● Stored rows
+ + + +

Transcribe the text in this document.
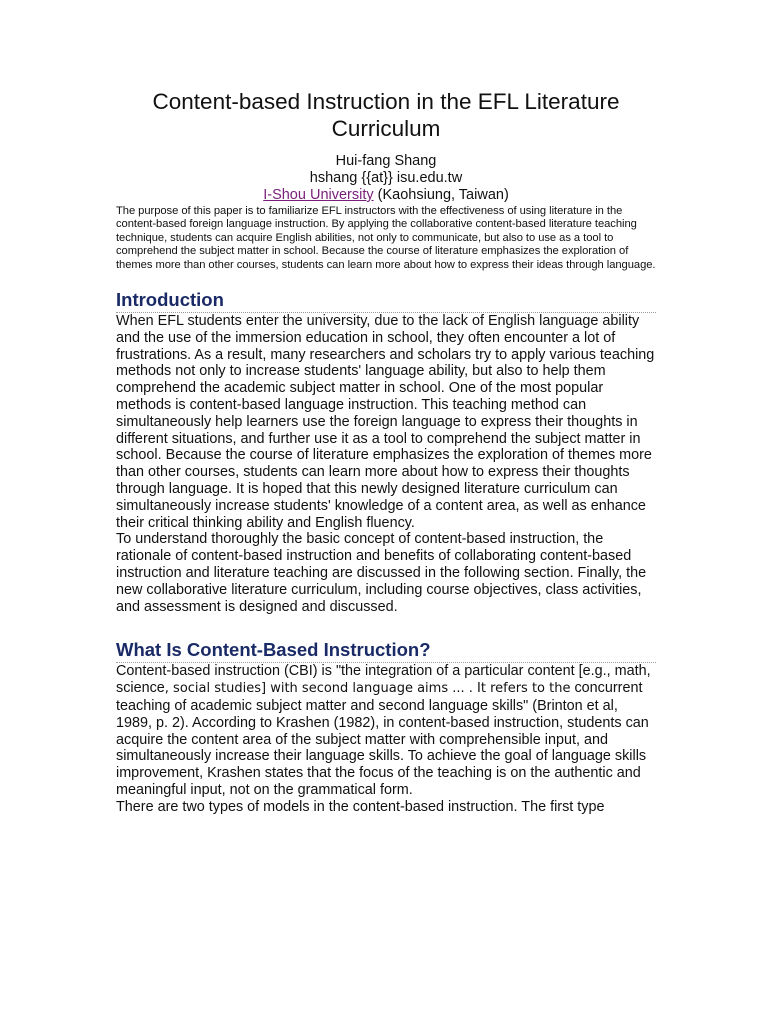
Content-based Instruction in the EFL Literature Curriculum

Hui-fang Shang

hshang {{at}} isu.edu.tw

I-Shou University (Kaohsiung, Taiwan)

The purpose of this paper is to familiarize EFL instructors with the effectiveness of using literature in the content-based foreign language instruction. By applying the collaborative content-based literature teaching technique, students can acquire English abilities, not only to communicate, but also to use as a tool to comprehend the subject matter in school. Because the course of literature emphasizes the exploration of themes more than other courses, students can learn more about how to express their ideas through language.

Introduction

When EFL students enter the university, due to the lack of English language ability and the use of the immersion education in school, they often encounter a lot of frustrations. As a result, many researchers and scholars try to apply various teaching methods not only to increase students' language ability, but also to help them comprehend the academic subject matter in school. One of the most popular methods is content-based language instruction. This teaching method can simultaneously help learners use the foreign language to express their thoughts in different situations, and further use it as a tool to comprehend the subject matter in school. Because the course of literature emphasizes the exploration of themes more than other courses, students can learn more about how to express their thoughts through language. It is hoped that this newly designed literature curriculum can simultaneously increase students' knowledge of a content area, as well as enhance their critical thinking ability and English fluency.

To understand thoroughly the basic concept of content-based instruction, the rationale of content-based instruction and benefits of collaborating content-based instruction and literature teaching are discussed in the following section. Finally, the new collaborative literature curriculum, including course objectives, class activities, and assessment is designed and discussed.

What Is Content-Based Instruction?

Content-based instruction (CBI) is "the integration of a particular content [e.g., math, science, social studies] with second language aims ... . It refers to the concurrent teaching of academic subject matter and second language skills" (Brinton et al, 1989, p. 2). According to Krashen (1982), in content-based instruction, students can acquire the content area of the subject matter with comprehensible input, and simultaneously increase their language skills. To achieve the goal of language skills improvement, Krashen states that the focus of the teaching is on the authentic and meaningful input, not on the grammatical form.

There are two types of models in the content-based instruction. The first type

+ + + +

● Stated problem
Go through the material above and print all of it exactly, except the pictures.

● Answer to this exercise
Transcribe the text in this document.
Content-based Instruction in the EFL Literature Curriculum

Hui-fang Shang

hshang {{at}} isu.edu.tw

I-Shou University (Kaohsiung, Taiwan)

The purpose of this paper is to familiarize EFL instructors with the effectiveness of using literature in the content-based foreign language instruction. By applying the collaborative content-based literature teaching technique, students can acquire English abilities, not only to communicate, but also to use as a tool to comprehend the subject matter in school. Because the course of literature emphasizes the exploration of themes more than other courses, students can learn more about how to express their ideas through language.

Introduction

When EFL students enter the university, due to the lack of English language ability and the use of the immersion education in school, they often encounter a lot of frustrations. As a result, many researchers and scholars try to apply various teaching methods not only to increase students' language ability, but also to help them comprehend the academic subject matter in school. One of the most popular methods is content-based language instruction. This teaching method can simultaneously help learners use the foreign language to express their thoughts in different situations, and further use it as a tool to comprehend the subject matter in school. Because the course of literature emphasizes the exploration of themes more than other courses, students can learn more about how to express their thoughts through language. It is hoped that this newly designed literature curriculum can simultaneously increase students' knowledge of a content area, as well as enhance their critical thinking ability and English fluency.

To understand thoroughly the basic concept of content-based instruction, the rationale of content-based instruction and benefits of collaborating content-based instruction and literature teaching are discussed in the following section. Finally, the new collaborative literature curriculum, including course objectives, class activities, and assessment is designed and discussed.

What Is Content-Based Instruction?

Content-based instruction (CBI) is "the integration of a particular content [e.g., math, science, social studies] with second language aims ... . It refers to the concurrent teaching of academic subject matter and second language skills" (Brinton et al, 1989, p. 2). According to Krashen (1982), in content-based instruction, students can acquire the content area of the subject matter with comprehensible input, and simultaneously increase their language skills. To achieve the goal of language skills improvement, Krashen states that the focus of the teaching is on the authentic and meaningful input, not on the grammatical form.

There are two types of models in the content-based instruction. The first type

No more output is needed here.